Task brief
Lift every line from the entries that includes the word "Smart".

Given records

——————————

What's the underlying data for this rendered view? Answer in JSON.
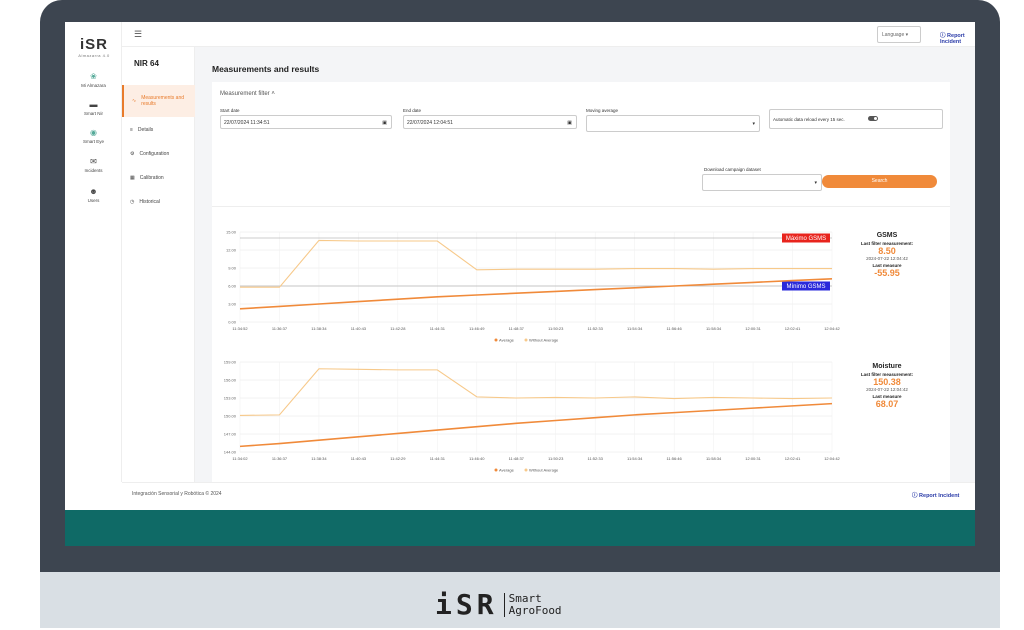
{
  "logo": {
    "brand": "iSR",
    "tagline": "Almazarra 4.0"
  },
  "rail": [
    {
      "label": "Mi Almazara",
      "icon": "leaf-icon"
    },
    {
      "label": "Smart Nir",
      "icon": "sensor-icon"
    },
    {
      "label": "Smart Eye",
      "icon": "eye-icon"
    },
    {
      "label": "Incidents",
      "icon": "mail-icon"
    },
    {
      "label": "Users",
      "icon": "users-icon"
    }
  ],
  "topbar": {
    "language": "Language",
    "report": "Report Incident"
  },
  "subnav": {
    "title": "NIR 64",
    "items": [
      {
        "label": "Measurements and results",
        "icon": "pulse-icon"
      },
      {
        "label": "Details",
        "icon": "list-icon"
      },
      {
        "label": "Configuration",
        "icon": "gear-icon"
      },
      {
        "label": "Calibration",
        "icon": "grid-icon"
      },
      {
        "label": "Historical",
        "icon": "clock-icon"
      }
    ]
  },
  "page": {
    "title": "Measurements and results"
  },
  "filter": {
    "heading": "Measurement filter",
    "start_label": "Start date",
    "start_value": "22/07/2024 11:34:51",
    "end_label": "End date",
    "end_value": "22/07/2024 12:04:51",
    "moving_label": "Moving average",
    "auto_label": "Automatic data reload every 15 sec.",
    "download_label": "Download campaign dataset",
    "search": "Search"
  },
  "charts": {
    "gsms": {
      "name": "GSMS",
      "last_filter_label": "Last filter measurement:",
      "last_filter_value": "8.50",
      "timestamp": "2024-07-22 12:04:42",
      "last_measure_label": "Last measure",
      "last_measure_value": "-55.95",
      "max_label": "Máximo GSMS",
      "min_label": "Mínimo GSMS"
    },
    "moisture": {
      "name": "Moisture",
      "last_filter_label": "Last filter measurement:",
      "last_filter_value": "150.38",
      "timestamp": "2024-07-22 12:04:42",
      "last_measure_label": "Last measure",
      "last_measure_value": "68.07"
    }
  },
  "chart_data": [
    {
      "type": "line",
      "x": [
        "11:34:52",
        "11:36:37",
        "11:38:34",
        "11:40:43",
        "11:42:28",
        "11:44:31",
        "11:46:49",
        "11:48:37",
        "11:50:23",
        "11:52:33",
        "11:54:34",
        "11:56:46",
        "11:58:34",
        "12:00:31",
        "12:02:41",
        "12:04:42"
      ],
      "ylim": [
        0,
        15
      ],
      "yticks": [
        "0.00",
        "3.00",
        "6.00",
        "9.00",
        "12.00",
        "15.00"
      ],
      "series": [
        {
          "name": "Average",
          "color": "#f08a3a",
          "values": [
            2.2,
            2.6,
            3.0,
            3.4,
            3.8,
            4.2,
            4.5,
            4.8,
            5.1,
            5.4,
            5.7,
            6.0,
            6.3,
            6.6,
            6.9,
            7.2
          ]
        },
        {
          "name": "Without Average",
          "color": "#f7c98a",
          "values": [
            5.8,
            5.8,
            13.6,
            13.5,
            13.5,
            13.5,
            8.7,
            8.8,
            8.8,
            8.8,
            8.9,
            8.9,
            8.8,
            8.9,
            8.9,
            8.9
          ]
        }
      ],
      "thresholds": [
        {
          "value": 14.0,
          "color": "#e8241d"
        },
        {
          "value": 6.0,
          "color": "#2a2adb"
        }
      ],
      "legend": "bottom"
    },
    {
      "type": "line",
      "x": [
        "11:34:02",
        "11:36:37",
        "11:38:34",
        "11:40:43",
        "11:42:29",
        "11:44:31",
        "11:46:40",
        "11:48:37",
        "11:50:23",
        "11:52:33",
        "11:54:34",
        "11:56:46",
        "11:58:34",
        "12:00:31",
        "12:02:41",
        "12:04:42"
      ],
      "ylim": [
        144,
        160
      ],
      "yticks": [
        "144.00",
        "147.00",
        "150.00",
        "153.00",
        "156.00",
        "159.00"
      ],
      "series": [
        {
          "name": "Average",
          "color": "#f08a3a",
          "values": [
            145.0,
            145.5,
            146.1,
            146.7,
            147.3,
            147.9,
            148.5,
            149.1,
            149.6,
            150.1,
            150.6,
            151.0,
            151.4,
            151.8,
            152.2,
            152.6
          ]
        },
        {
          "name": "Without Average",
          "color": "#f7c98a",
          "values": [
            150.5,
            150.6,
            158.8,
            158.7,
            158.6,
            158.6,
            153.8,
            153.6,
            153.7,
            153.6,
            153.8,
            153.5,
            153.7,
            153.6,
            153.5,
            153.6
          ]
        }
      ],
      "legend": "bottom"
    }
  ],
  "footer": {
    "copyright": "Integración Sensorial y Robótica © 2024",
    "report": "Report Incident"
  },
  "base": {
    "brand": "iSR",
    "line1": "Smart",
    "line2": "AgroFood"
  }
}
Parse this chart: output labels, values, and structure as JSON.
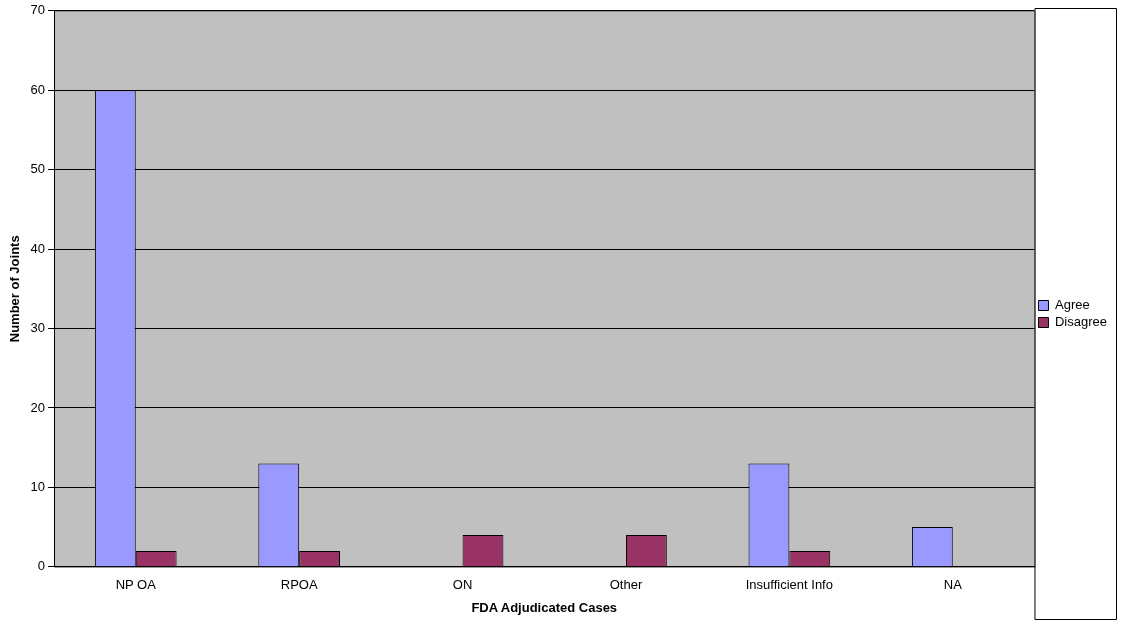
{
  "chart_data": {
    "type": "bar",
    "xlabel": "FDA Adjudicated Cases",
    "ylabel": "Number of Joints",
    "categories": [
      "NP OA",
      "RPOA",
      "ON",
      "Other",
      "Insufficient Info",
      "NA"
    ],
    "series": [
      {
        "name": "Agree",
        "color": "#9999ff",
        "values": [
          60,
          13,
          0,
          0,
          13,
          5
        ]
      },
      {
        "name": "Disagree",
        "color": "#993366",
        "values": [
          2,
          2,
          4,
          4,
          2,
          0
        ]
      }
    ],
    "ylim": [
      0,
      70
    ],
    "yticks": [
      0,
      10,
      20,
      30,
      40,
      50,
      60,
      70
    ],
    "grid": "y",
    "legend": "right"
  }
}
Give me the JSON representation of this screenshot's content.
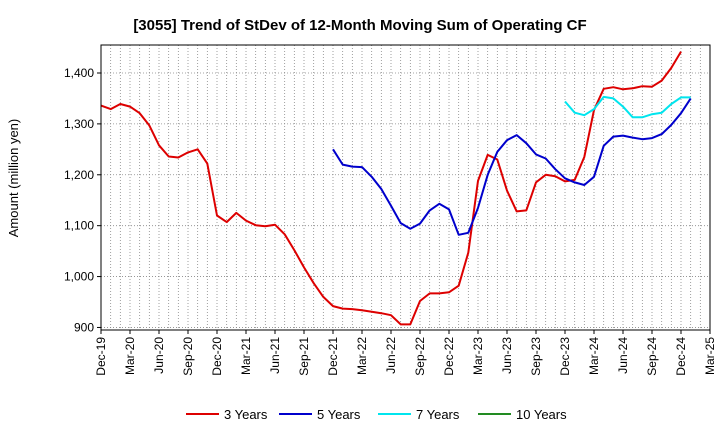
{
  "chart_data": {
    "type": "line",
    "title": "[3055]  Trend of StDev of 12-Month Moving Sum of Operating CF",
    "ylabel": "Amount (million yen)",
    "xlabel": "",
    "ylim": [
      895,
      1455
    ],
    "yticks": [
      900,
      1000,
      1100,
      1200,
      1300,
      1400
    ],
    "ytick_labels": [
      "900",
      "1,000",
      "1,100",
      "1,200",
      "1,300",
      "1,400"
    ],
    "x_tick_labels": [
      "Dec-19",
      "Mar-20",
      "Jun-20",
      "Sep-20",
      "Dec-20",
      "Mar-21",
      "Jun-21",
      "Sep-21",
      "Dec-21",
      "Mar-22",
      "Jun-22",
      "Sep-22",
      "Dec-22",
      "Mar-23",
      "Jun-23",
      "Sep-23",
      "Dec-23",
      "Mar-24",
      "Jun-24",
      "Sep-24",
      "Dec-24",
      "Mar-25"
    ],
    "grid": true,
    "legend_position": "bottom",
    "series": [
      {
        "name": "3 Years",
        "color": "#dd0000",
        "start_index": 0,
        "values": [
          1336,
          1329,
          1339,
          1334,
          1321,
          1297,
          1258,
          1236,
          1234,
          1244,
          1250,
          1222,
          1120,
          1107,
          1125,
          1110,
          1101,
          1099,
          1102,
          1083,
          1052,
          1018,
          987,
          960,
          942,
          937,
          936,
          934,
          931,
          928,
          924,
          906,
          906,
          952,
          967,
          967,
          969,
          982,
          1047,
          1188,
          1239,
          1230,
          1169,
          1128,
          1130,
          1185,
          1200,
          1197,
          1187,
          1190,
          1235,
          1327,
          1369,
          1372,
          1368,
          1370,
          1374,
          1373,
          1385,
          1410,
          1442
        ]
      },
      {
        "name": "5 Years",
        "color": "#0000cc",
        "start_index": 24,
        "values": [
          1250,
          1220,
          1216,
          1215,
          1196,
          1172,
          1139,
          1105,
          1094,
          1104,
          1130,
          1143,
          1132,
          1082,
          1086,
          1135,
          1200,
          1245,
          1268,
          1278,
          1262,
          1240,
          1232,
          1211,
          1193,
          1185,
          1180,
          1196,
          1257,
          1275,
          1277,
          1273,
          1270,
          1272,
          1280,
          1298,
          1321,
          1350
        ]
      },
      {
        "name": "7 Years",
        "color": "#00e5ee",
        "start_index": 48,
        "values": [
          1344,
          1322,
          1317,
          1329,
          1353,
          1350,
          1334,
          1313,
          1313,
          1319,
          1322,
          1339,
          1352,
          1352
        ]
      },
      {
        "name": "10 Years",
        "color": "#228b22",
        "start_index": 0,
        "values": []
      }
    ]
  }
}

——————————

Task output
      "label": "Smart Nir",
      "label": "Smart Eye",
    "line1": "Smart",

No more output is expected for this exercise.